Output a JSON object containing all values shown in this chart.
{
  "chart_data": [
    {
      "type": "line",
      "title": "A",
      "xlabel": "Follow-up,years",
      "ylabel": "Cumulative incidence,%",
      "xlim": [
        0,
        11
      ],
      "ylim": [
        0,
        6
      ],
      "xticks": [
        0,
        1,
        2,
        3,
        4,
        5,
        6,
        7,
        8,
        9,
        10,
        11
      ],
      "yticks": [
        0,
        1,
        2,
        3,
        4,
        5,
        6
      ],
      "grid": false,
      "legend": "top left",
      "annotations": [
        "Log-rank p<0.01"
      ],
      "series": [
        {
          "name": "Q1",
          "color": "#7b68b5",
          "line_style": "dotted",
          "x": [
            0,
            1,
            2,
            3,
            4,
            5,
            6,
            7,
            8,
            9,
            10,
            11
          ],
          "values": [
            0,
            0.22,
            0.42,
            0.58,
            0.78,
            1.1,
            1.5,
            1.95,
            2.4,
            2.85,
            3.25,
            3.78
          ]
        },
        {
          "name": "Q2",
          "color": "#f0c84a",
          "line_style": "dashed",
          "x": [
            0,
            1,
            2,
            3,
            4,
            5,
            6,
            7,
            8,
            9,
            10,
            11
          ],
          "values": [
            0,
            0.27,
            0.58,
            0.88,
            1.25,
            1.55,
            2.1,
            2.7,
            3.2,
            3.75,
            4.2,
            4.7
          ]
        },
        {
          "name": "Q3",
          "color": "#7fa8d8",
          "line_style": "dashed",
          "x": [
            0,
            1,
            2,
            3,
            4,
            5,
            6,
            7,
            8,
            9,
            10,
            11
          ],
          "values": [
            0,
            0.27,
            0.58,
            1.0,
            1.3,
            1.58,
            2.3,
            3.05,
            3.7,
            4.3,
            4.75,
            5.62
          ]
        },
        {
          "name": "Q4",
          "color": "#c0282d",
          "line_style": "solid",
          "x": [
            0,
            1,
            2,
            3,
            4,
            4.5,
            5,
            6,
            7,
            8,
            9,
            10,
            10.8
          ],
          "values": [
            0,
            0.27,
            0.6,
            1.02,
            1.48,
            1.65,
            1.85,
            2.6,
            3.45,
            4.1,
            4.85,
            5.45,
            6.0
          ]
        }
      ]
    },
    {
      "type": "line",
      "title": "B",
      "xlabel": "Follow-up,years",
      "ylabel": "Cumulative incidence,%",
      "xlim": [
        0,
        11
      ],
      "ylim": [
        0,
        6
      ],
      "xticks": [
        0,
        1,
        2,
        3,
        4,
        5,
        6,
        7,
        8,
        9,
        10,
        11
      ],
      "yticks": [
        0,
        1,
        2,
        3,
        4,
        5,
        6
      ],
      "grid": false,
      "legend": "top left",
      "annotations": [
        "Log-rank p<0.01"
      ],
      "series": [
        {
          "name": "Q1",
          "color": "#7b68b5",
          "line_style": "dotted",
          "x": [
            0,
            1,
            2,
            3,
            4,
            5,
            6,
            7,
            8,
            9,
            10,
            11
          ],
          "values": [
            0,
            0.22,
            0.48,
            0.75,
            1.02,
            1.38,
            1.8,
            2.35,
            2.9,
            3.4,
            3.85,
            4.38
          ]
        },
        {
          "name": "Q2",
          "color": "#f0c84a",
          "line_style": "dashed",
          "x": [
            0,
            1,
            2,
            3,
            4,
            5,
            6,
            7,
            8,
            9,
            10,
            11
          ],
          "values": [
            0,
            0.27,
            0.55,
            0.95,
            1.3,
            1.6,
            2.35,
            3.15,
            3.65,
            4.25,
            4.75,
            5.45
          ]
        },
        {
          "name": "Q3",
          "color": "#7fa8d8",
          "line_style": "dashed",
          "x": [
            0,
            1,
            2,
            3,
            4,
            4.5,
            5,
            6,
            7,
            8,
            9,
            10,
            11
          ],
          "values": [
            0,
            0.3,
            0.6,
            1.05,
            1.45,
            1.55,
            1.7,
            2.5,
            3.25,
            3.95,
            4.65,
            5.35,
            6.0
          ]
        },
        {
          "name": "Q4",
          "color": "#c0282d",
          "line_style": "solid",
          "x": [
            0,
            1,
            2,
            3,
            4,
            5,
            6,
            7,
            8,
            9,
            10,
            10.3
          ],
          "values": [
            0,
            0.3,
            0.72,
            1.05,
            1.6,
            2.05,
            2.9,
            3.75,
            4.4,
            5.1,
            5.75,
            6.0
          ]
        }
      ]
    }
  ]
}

------

What you have to do: All of the records must be repeated exactly.

Task answer:
Output a JSON object containing all values shown in this chart.
{
  "chart_data": [
    {
      "type": "line",
      "title": "A",
      "xlabel": "Follow-up,years",
      "ylabel": "Cumulative incidence,%",
      "xlim": [
        0,
        11
      ],
      "ylim": [
        0,
        6
      ],
      "xticks": [
        0,
        1,
        2,
        3,
        4,
        5,
        6,
        7,
        8,
        9,
        10,
        11
      ],
      "yticks": [
        0,
        1,
        2,
        3,
        4,
        5,
        6
      ],
      "grid": false,
      "legend": "top left",
      "annotations": [
        "Log-rank p<0.01"
      ],
      "series": [
        {
          "name": "Q1",
          "color": "#7b68b5",
          "line_style": "dotted",
          "x": [
            0,
            1,
            2,
            3,
            4,
            5,
            6,
            7,
            8,
            9,
            10,
            11
          ],
          "values": [
            0,
            0.22,
            0.42,
            0.58,
            0.78,
            1.1,
            1.5,
            1.95,
            2.4,
            2.85,
            3.25,
            3.78
          ]
        },
        {
          "name": "Q2",
          "color": "#f0c84a",
          "line_style": "dashed",
          "x": [
            0,
            1,
            2,
            3,
            4,
            5,
            6,
            7,
            8,
            9,
            10,
            11
          ],
          "values": [
            0,
            0.27,
            0.58,
            0.88,
            1.25,
            1.55,
            2.1,
            2.7,
            3.2,
            3.75,
            4.2,
            4.7
          ]
        },
        {
          "name": "Q3",
          "color": "#7fa8d8",
          "line_style": "dashed",
          "x": [
            0,
            1,
            2,
            3,
            4,
            5,
            6,
            7,
            8,
            9,
            10,
            11
          ],
          "values": [
            0,
            0.27,
            0.58,
            1.0,
            1.3,
            1.58,
            2.3,
            3.05,
            3.7,
            4.3,
            4.75,
            5.62
          ]
        },
        {
          "name": "Q4",
          "color": "#c0282d",
          "line_style": "solid",
          "x": [
            0,
            1,
            2,
            3,
            4,
            4.5,
            5,
            6,
            7,
            8,
            9,
            10,
            10.8
          ],
          "values": [
            0,
            0.27,
            0.6,
            1.02,
            1.48,
            1.65,
            1.85,
            2.6,
            3.45,
            4.1,
            4.85,
            5.45,
            6.0
          ]
        }
      ]
    },
    {
      "type": "line",
      "title": "B",
      "xlabel": "Follow-up,years",
      "ylabel": "Cumulative incidence,%",
      "xlim": [
        0,
        11
      ],
      "ylim": [
        0,
        6
      ],
      "xticks": [
        0,
        1,
        2,
        3,
        4,
        5,
        6,
        7,
        8,
        9,
        10,
        11
      ],
      "yticks": [
        0,
        1,
        2,
        3,
        4,
        5,
        6
      ],
      "grid": false,
      "legend": "top left",
      "annotations": [
        "Log-rank p<0.01"
      ],
      "series": [
        {
          "name": "Q1",
          "color": "#7b68b5",
          "line_style": "dotted",
          "x": [
            0,
            1,
            2,
            3,
            4,
            5,
            6,
            7,
            8,
            9,
            10,
            11
          ],
          "values": [
            0,
            0.22,
            0.48,
            0.75,
            1.02,
            1.38,
            1.8,
            2.35,
            2.9,
            3.4,
            3.85,
            4.38
          ]
        },
        {
          "name": "Q2",
          "color": "#f0c84a",
          "line_style": "dashed",
          "x": [
            0,
            1,
            2,
            3,
            4,
            5,
            6,
            7,
            8,
            9,
            10,
            11
          ],
          "values": [
            0,
            0.27,
            0.55,
            0.95,
            1.3,
            1.6,
            2.35,
            3.15,
            3.65,
            4.25,
            4.75,
            5.45
          ]
        },
        {
          "name": "Q3",
          "color": "#7fa8d8",
          "line_style": "dashed",
          "x": [
            0,
            1,
            2,
            3,
            4,
            4.5,
            5,
            6,
            7,
            8,
            9,
            10,
            11
          ],
          "values": [
            0,
            0.3,
            0.6,
            1.05,
            1.45,
            1.55,
            1.7,
            2.5,
            3.25,
            3.95,
            4.65,
            5.35,
            6.0
          ]
        },
        {
          "name": "Q4",
          "color": "#c0282d",
          "line_style": "solid",
          "x": [
            0,
            1,
            2,
            3,
            4,
            5,
            6,
            7,
            8,
            9,
            10,
            10.3
          ],
          "values": [
            0,
            0.3,
            0.72,
            1.05,
            1.6,
            2.05,
            2.9,
            3.75,
            4.4,
            5.1,
            5.75,
            6.0
          ]
        }
      ]
    }
  ]
}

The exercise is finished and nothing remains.